> **DATA IN THIS EXERCISE**:
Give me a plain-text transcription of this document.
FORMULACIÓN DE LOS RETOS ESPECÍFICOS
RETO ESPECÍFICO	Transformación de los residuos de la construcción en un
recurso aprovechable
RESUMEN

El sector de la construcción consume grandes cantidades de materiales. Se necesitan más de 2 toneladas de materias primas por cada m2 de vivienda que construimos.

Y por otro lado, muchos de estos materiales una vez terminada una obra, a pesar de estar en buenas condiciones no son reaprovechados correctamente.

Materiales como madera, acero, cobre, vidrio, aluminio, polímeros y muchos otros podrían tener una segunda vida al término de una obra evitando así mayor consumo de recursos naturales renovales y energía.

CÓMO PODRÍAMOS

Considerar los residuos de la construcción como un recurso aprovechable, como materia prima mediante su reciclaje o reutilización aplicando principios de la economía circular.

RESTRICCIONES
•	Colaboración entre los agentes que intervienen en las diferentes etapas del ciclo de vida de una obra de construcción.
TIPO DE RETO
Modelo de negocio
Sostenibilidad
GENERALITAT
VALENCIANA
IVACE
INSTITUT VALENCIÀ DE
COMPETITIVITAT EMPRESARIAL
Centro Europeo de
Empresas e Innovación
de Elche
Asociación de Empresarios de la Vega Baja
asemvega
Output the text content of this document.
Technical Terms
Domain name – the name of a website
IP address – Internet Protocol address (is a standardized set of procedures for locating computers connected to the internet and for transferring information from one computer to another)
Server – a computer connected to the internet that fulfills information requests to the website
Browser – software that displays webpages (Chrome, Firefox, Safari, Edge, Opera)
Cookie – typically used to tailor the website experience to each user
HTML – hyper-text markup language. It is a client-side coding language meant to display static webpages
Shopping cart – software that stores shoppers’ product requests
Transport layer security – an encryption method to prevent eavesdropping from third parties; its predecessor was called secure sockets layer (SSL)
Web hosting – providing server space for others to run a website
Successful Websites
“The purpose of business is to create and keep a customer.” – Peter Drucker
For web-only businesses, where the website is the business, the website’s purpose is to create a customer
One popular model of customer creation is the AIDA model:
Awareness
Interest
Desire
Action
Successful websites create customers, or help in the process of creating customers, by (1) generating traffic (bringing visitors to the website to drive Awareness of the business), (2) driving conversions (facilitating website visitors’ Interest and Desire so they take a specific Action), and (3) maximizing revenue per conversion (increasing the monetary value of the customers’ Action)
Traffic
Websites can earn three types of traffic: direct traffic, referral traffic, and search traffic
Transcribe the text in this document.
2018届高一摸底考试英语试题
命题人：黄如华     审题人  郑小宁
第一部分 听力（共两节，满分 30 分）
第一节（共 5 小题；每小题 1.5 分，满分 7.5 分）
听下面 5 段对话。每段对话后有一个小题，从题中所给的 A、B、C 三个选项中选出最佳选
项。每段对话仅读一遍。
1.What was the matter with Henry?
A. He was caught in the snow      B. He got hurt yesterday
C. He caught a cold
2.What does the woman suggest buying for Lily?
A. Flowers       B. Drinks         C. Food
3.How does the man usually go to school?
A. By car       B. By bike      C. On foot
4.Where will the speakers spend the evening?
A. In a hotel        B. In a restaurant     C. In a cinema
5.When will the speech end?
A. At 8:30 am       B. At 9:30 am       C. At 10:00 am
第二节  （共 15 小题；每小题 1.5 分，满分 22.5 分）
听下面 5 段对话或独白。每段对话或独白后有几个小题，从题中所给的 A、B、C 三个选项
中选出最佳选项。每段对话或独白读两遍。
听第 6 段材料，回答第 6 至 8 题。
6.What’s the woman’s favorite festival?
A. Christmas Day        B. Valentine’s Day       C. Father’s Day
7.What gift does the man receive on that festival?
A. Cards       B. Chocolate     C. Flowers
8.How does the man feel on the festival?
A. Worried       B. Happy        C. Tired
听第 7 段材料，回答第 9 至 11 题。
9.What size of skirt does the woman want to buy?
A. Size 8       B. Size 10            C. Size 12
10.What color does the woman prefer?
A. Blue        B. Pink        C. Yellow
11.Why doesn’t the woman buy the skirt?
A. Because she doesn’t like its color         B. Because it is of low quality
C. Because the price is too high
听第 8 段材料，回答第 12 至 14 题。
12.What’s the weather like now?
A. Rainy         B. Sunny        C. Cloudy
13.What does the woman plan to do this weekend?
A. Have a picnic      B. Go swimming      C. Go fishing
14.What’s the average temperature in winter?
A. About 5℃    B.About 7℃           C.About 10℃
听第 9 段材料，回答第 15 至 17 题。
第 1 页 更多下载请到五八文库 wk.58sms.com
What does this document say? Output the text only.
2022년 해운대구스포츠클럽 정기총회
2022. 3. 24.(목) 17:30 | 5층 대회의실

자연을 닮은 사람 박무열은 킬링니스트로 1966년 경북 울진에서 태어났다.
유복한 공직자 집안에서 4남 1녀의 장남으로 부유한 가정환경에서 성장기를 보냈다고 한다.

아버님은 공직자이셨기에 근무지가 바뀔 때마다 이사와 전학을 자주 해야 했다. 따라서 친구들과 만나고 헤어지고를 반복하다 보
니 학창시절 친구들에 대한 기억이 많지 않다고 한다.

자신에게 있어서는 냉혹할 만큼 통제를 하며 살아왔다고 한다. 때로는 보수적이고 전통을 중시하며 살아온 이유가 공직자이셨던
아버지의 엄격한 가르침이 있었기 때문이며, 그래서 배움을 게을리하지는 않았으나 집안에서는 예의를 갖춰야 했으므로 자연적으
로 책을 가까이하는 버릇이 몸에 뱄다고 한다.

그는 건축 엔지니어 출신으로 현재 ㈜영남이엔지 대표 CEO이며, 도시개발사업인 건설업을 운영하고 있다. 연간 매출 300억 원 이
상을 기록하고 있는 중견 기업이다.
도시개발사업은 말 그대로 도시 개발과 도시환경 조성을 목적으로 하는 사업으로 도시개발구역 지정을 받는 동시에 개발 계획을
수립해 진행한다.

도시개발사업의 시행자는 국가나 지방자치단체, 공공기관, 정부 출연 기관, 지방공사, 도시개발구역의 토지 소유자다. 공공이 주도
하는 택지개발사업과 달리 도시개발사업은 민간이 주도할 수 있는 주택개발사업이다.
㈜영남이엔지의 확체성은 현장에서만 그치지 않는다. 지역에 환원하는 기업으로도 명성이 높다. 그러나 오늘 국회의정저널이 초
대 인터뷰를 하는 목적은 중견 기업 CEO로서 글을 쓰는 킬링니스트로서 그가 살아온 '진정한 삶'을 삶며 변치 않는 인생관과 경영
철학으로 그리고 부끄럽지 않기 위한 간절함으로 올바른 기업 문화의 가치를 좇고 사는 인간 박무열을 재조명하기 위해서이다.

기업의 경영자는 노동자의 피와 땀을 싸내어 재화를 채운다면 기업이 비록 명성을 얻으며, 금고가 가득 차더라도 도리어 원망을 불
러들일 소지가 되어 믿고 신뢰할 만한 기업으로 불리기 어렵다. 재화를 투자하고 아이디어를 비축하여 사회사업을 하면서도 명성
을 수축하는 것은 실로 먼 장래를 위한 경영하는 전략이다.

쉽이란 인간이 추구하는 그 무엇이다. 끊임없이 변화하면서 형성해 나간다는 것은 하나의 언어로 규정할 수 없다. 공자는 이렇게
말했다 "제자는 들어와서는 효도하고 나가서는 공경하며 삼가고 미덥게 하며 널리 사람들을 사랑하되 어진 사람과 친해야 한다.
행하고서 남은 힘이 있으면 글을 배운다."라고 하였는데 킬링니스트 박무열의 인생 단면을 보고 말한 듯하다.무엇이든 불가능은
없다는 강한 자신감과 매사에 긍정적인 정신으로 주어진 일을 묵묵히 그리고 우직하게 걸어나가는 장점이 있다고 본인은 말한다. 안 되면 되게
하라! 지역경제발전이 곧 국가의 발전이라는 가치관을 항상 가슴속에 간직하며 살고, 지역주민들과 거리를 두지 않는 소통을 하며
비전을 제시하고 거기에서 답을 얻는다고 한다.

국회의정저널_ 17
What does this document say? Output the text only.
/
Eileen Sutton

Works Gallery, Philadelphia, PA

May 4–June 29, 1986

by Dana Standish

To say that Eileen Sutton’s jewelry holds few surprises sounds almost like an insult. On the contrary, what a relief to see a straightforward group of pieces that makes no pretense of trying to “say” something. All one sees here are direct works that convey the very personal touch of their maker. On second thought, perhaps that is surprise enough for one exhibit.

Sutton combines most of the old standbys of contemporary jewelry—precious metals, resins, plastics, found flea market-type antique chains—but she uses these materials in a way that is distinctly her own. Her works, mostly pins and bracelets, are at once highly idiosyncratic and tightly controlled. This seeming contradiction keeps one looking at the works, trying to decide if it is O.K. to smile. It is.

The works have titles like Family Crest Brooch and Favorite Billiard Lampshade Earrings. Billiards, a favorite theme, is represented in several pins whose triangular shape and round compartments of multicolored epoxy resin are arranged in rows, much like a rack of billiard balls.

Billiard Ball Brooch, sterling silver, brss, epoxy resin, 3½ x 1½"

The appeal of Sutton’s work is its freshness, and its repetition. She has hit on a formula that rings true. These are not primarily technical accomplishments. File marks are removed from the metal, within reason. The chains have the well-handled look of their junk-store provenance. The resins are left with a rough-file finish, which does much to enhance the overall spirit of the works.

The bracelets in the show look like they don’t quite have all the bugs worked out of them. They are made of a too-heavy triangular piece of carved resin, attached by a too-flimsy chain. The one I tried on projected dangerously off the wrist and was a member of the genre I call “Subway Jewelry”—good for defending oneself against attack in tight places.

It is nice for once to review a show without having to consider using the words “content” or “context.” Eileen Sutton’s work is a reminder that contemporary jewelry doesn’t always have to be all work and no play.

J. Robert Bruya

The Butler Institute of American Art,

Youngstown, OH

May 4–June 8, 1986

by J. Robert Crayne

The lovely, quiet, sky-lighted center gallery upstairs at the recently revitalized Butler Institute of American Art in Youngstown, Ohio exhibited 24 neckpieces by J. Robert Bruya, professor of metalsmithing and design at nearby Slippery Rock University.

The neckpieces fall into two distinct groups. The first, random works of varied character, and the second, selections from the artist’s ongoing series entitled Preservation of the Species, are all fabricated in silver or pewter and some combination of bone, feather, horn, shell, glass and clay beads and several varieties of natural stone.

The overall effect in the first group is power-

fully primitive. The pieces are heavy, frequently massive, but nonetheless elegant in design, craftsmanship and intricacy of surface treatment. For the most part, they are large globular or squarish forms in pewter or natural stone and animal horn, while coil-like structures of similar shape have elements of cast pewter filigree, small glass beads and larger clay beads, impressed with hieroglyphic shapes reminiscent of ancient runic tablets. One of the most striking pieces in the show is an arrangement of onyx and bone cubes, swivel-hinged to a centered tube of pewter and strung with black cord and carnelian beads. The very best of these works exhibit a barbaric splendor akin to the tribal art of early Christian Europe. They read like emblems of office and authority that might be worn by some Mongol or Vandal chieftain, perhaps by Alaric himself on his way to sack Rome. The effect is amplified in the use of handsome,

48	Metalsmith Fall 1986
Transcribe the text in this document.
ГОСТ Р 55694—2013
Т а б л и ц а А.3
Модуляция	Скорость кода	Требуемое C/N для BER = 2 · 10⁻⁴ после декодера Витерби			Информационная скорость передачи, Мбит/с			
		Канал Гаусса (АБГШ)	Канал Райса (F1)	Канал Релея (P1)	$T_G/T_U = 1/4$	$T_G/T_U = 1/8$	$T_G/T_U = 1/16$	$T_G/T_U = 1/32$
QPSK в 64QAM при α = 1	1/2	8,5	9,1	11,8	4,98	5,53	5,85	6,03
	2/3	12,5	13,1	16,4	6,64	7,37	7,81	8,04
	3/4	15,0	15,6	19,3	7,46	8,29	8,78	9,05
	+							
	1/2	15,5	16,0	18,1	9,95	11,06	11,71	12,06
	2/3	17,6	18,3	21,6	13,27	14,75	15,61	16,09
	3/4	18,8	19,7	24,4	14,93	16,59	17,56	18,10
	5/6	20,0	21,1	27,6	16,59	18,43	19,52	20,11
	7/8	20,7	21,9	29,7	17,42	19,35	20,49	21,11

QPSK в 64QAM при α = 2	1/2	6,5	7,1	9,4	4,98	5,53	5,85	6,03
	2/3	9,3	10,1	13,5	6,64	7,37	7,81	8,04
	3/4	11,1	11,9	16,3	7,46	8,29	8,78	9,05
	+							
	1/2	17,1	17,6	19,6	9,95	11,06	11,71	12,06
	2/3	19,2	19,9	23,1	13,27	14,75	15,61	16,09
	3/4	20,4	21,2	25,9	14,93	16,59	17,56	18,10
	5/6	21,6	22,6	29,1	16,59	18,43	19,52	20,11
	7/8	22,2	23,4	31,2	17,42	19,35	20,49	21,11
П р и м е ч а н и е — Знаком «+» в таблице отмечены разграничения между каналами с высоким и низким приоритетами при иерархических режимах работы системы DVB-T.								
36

> **STATED TASK**: Give only the number of lines in the preceding material that contain the string "glass".

> **RESULT OF THIS EXERCISE**: 2